■ Stated problem
Could you reproduce, word for word, the rows below from the line with "Patent image size: (1353, 956)." up to and including the line with "The third end portion 10C is at (262, 225)."?
++++++
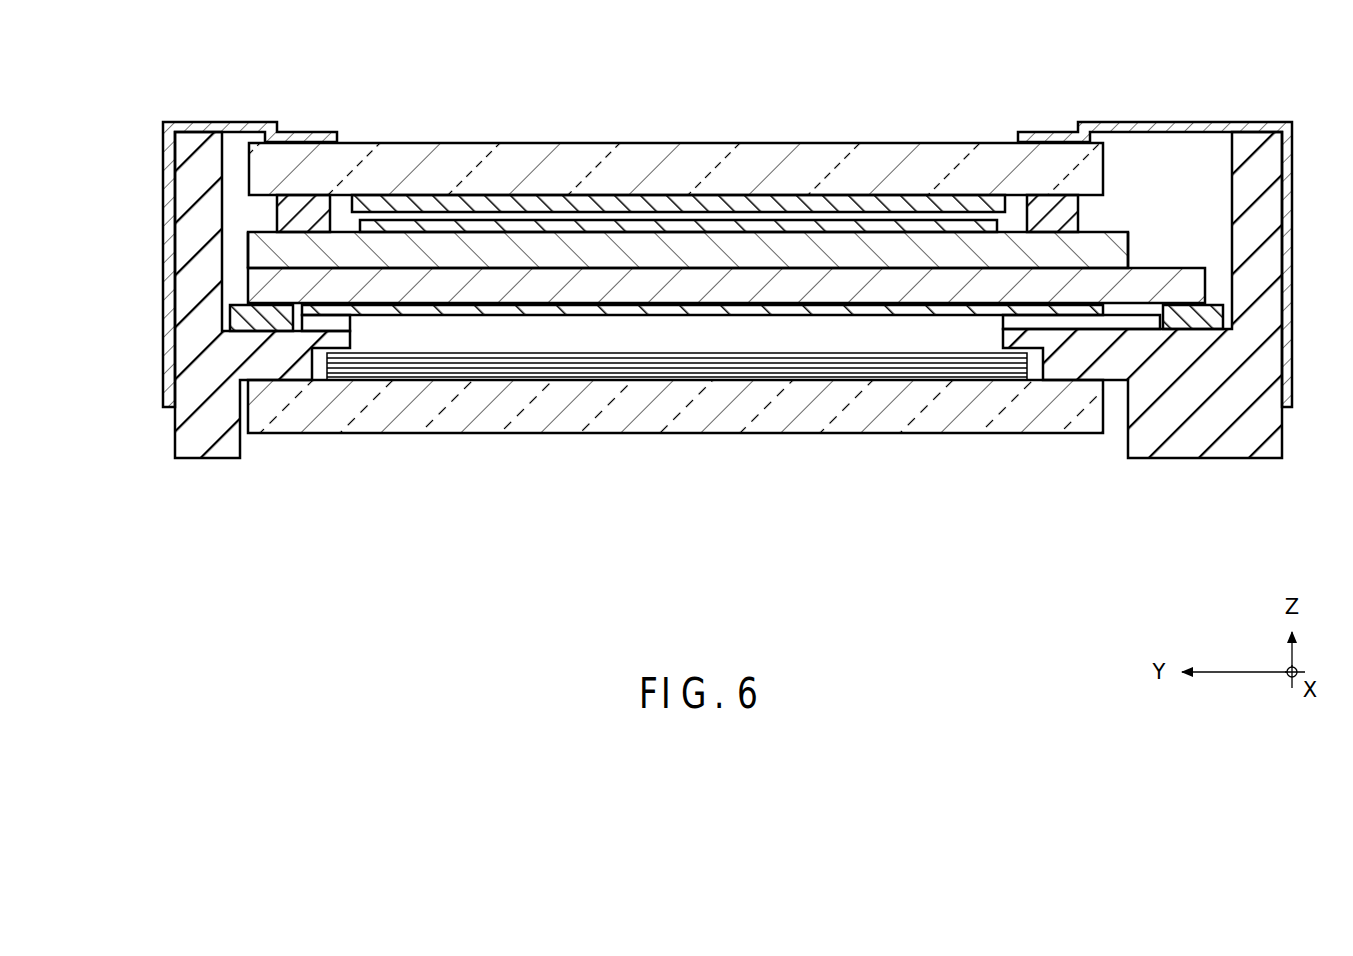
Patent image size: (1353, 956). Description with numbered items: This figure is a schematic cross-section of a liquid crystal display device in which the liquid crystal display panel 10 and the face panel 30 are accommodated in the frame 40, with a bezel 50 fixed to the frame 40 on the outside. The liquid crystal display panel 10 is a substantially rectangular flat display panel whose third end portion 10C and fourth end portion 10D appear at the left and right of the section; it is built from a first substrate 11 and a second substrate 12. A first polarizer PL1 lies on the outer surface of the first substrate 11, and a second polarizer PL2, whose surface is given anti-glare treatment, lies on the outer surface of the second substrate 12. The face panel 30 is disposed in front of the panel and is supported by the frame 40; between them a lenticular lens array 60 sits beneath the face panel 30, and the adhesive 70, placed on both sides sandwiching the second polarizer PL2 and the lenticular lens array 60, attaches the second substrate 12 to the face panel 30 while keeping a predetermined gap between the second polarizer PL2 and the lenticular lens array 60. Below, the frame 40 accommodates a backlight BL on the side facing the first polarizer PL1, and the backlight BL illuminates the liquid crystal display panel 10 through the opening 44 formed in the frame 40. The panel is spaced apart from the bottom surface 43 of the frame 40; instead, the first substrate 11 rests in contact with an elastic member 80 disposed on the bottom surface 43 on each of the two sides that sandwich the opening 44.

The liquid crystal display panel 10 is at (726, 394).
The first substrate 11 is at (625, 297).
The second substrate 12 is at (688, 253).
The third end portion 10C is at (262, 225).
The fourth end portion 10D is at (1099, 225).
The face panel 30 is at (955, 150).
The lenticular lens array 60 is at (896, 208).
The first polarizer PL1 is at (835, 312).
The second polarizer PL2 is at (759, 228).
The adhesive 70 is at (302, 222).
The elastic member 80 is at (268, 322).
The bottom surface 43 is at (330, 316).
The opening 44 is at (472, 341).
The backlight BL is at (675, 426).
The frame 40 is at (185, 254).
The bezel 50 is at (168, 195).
++++++
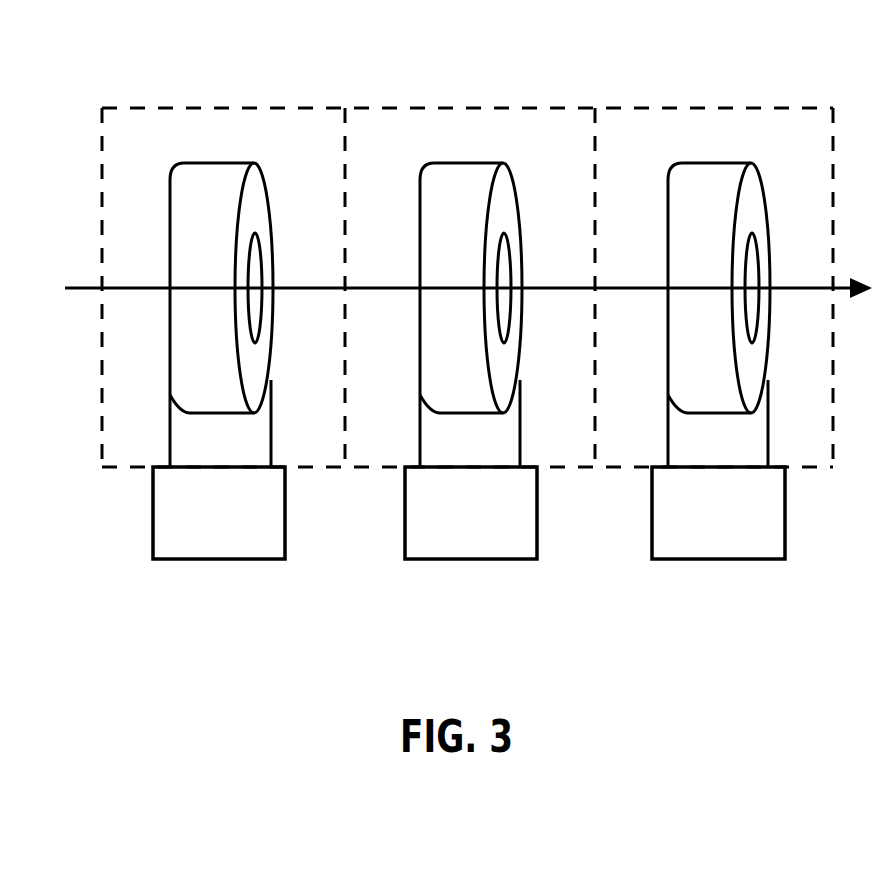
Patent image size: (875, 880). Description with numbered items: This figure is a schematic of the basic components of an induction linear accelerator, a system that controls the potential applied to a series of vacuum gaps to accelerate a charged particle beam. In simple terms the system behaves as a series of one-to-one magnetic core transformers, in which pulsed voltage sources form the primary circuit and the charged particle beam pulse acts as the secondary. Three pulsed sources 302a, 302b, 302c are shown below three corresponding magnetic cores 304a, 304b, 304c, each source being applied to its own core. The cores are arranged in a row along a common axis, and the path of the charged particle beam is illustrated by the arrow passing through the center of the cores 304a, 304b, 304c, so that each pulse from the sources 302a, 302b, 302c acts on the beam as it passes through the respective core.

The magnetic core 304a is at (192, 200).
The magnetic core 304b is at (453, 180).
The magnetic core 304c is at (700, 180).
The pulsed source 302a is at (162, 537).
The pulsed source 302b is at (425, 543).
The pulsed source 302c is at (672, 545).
++++++
■ The answer
Patent image size: (1353, 956). Description with numbered items: This figure is a schematic cross-section of a liquid crystal display device in which the liquid crystal display panel 10 and the face panel 30 are accommodated in the frame 40, with a bezel 50 fixed to the frame 40 on the outside. The liquid crystal display panel 10 is a substantially rectangular flat display panel whose third end portion 10C and fourth end portion 10D appear at the left and right of the section; it is built from a first substrate 11 and a second substrate 12. A first polarizer PL1 lies on the outer surface of the first substrate 11, and a second polarizer PL2, whose surface is given anti-glare treatment, lies on the outer surface of the second substrate 12. The face panel 30 is disposed in front of the panel and is supported by the frame 40; between them a lenticular lens array 60 sits beneath the face panel 30, and the adhesive 70, placed on both sides sandwiching the second polarizer PL2 and the lenticular lens array 60, attaches the second substrate 12 to the face panel 30 while keeping a predetermined gap between the second polarizer PL2 and the lenticular lens array 60. Below, the frame 40 accommodates a backlight BL on the side facing the first polarizer PL1, and the backlight BL illuminates the liquid crystal display panel 10 through the opening 44 formed in the frame 40. The panel is spaced apart from the bottom surface 43 of the frame 40; instead, the first substrate 11 rests in contact with an elastic member 80 disposed on the bottom surface 43 on each of the two sides that sandwich the opening 44.

The liquid crystal display panel 10 is at (726, 394).
The first substrate 11 is at (625, 297).
The second substrate 12 is at (688, 253).
The third end portion 10C is at (262, 225).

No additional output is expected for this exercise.